BEGIN Material for this exercise

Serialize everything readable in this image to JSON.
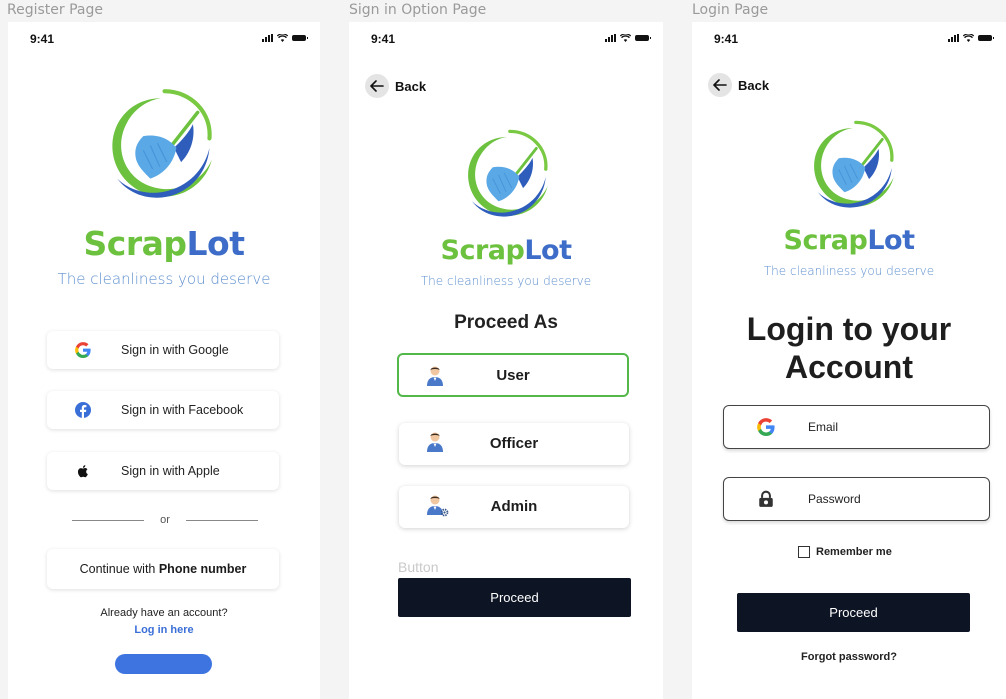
{
  "frames": {
    "register": "Register Page",
    "signin_option": "Sign in Option Page",
    "login": "Login Page"
  },
  "status": {
    "time": "9:41"
  },
  "brand": {
    "part1": "Scrap",
    "part2": "Lot",
    "tagline": "The cleanliness you deserve",
    "green": "#6cc13e",
    "blue": "#3d6dc8"
  },
  "register": {
    "google": "Sign in with Google",
    "facebook": "Sign in with Facebook",
    "apple": "Sign in with Apple",
    "or": "or",
    "phone_prefix": "Continue with ",
    "phone_bold": "Phone number",
    "have_account": "Already have an account?",
    "login_link": "Log in here"
  },
  "signin_option": {
    "back": "Back",
    "heading": "Proceed As",
    "roles": [
      "User",
      "Officer",
      "Admin"
    ],
    "button_caption": "Button",
    "proceed": "Proceed"
  },
  "login": {
    "back": "Back",
    "title_line1": "Login to your",
    "title_line2": "Account",
    "email": "Email",
    "password": "Password",
    "remember": "Remember me",
    "proceed": "Proceed",
    "forgot": "Forgot password?"
  }
}
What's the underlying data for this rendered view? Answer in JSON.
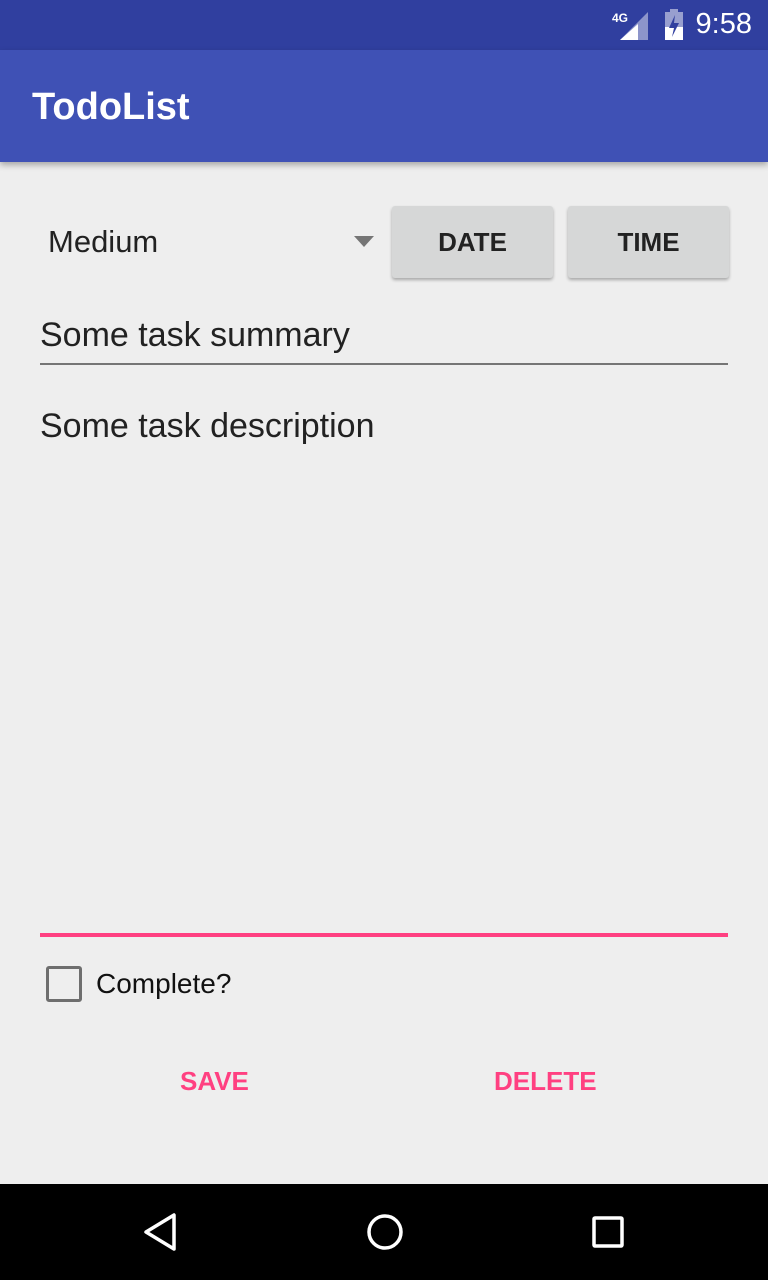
{
  "status_bar": {
    "network": "4G",
    "time": "9:58"
  },
  "app_bar": {
    "title": "TodoList"
  },
  "form": {
    "priority": "Medium",
    "date_label": "DATE",
    "time_label": "TIME",
    "summary": "Some task summary",
    "description": "Some task description",
    "complete_label": "Complete?",
    "complete_checked": false
  },
  "actions": {
    "save": "SAVE",
    "delete": "DELETE"
  },
  "colors": {
    "primary": "#3f51b5",
    "primary_dark": "#303f9f",
    "accent": "#ff4081"
  }
}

END Material for this exercise

Work instructions:
Output only these lines, word for word: the line containing "What's the underlying" and every line after it through the last line of the data. Omit the pictures.

Solution to the exercise:
What's the underlying data for this rendered view? Answer in JSON.
{
  "status_bar": {
    "network": "4G",
    "time": "9:58"
  },
  "app_bar": {
    "title": "TodoList"
  },
  "form": {
    "priority": "Medium",
    "date_label": "DATE",
    "time_label": "TIME",
    "summary": "Some task summary",
    "description": "Some task description",
    "complete_label": "Complete?",
    "complete_checked": false
  },
  "actions": {
    "save": "SAVE",
    "delete": "DELETE"
  },
  "colors": {
    "primary": "#3f51b5",
    "primary_dark": "#303f9f",
    "accent": "#ff4081"
  }
}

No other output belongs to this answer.